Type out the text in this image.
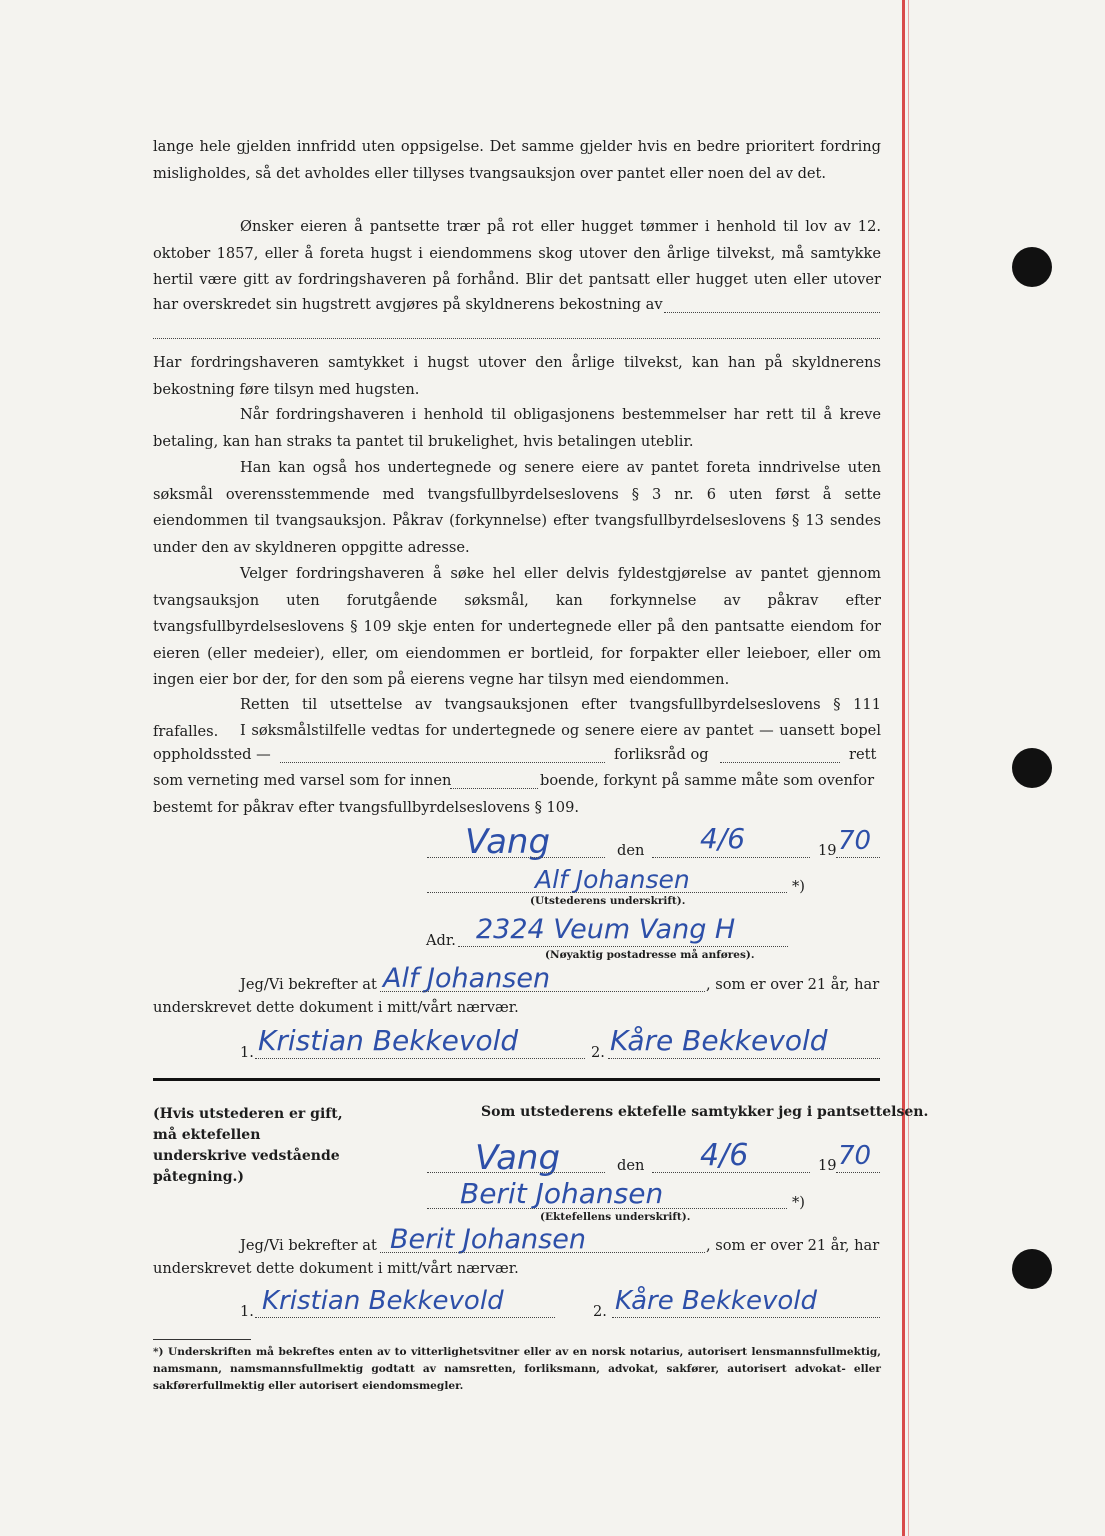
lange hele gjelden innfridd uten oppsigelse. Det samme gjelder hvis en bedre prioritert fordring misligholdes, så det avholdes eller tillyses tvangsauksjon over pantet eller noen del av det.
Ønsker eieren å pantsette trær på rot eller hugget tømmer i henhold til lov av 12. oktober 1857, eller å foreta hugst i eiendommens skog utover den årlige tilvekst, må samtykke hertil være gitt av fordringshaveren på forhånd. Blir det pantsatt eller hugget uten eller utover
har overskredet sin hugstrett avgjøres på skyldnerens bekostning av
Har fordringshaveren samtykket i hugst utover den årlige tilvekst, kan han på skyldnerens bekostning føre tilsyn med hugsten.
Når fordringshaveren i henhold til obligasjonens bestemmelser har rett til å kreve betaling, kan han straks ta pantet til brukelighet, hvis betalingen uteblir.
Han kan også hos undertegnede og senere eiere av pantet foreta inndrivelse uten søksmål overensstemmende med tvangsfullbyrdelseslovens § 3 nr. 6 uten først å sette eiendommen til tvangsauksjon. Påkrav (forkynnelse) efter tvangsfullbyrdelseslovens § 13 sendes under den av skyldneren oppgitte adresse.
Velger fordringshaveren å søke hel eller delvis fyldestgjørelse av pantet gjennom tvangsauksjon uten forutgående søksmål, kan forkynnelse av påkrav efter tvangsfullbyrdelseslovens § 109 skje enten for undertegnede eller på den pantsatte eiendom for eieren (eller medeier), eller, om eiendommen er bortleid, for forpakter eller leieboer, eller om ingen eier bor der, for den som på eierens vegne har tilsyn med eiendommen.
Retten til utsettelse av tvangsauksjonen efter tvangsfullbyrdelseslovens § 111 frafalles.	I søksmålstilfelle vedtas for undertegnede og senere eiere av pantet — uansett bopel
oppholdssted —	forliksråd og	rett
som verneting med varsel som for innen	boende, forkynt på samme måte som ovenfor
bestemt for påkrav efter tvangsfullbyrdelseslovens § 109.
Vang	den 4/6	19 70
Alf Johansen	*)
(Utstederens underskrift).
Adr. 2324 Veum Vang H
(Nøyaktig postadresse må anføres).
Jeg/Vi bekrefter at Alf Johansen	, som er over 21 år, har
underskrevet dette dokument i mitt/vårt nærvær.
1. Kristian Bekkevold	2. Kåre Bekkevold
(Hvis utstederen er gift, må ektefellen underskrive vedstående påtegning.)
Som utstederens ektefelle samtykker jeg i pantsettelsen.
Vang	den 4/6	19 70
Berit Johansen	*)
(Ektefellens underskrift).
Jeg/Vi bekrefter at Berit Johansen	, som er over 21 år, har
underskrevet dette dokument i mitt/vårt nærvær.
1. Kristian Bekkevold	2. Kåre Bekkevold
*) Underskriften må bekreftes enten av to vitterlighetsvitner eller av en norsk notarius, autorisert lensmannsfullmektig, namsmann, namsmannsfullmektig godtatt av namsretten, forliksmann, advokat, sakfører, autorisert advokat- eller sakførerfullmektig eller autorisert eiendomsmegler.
======
> [Exercise aim]:
Pull out all lines from the entries above in which the word "Johansen" appears.

> [The completed task]:
Alf Johansen	*)
Jeg/Vi bekrefter at Alf Johansen	, som er over 21 år, har
Berit Johansen	*)
Jeg/Vi bekrefter at Berit Johansen	, som er over 21 år, har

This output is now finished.